## Exercise directions
The records below must be output exactly, without pictures.

## Data to process
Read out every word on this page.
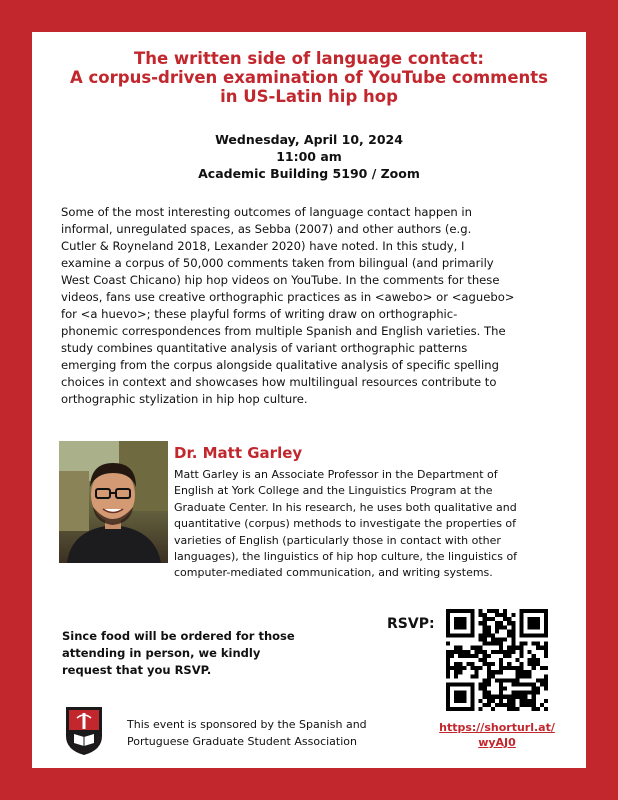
The written side of language contact:
A corpus-driven examination of YouTube comments
in US-Latin hip hop
Wednesday, April 10, 2024
11:00 am
Academic Building 5190 / Zoom
Some of the most interesting outcomes of language contact happen in
informal, unregulated spaces, as Sebba (2007) and other authors (e.g.
Cutler & Royneland 2018, Lexander 2020) have noted. In this study, I
examine a corpus of 50,000 comments taken from bilingual (and primarily
West Coast Chicano) hip hop videos on YouTube. In the comments for these
videos, fans use creative orthographic practices as in <awebo> or <aguebo>
for <a huevo>; these playful forms of writing draw on orthographic-
phonemic correspondences from multiple Spanish and English varieties. The
study combines quantitative analysis of variant orthographic patterns
emerging from the corpus alongside qualitative analysis of specific spelling
choices in context and showcases how multilingual resources contribute to
orthographic stylization in hip hop culture.
Dr. Matt Garley
Matt Garley is an Associate Professor in the Department of
English at York College and the Linguistics Program at the
Graduate Center. In his research, he uses both qualitative and
quantitative (corpus) methods to investigate the properties of
varieties of English (particularly those in contact with other
languages), the linguistics of hip hop culture, the linguistics of
computer-mediated communication, and writing systems.
Since food will be ordered for those
attending in person, we kindly
request that you RSVP.
RSVP:
https://shorturl.at/
wyAJ0
This event is sponsored by the Spanish and
Portuguese Graduate Student Association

## Written response
Read out every word on this page.
The written side of language contact:
A corpus-driven examination of YouTube comments
in US-Latin hip hop
Wednesday, April 10, 2024
11:00 am
Academic Building 5190 / Zoom
Some of the most interesting outcomes of language contact happen in
informal, unregulated spaces, as Sebba (2007) and other authors (e.g.
Cutler & Royneland 2018, Lexander 2020) have noted. In this study, I
examine a corpus of 50,000 comments taken from bilingual (and primarily
West Coast Chicano) hip hop videos on YouTube. In the comments for these
videos, fans use creative orthographic practices as in <awebo> or <aguebo>
for <a huevo>; these playful forms of writing draw on orthographic-
phonemic correspondences from multiple Spanish and English varieties. The
study combines quantitative analysis of variant orthographic patterns
emerging from the corpus alongside qualitative analysis of specific spelling
choices in context and showcases how multilingual resources contribute to
orthographic stylization in hip hop culture.
Dr. Matt Garley
Matt Garley is an Associate Professor in the Department of
English at York College and the Linguistics Program at the
Graduate Center. In his research, he uses both qualitative and
quantitative (corpus) methods to investigate the properties of
varieties of English (particularly those in contact with other
languages), the linguistics of hip hop culture, the linguistics of
computer-mediated communication, and writing systems.
Since food will be ordered for those
attending in person, we kindly
request that you RSVP.
RSVP:
https://shorturl.at/
wyAJ0
This event is sponsored by the Spanish and
Portuguese Graduate Student Association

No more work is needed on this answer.